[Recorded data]
···

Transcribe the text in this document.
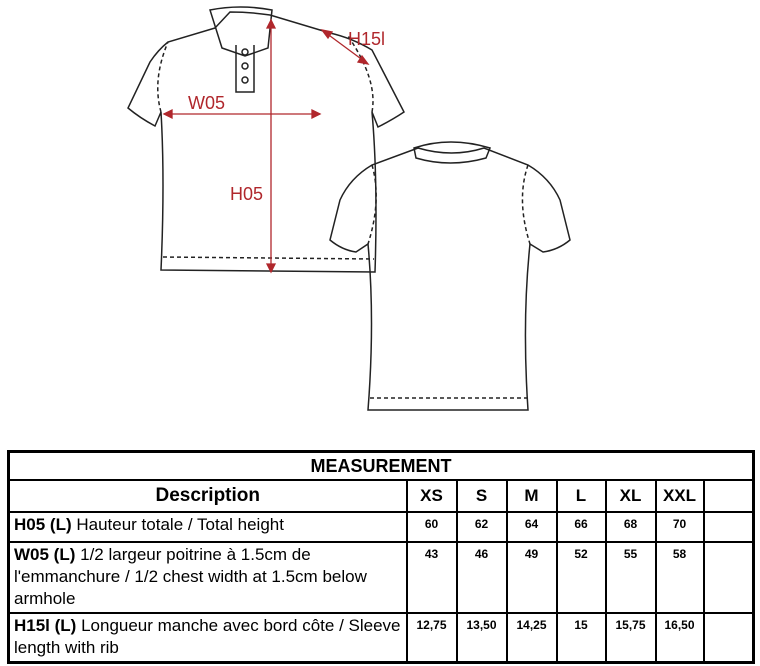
W05
H05
H15l
MEASUREMENT							
Description	XS	S	M	L	XL	XXL	
H05 (L) Hauteur totale / Total height	60	62	64	66	68	70	
W05 (L) 1/2 largeur poitrine à 1.5cm de l'emmanchure / 1/2 chest width at 1.5cm below armhole	43	46	49	52	55	58	
H15l (L) Longueur manche avec bord côte / Sleeve length with rib	12,75	13,50	14,25	15	15,75	16,50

···

- What is being asked -
Write out the full set of lines verbatim, without the pictures.

- Result for this task -
Transcribe the text in this document.
W05
H05
H15l
MEASUREMENT							
Description	XS	S	M	L	XL	XXL	
H05 (L) Hauteur totale / Total height	60	62	64	66	68	70	
W05 (L) 1/2 largeur poitrine à 1.5cm de l'emmanchure / 1/2 chest width at 1.5cm below armhole	43	46	49	52	55	58	
H15l (L) Longueur manche avec bord côte / Sleeve length with rib	12,75	13,50	14,25	15	15,75	16,50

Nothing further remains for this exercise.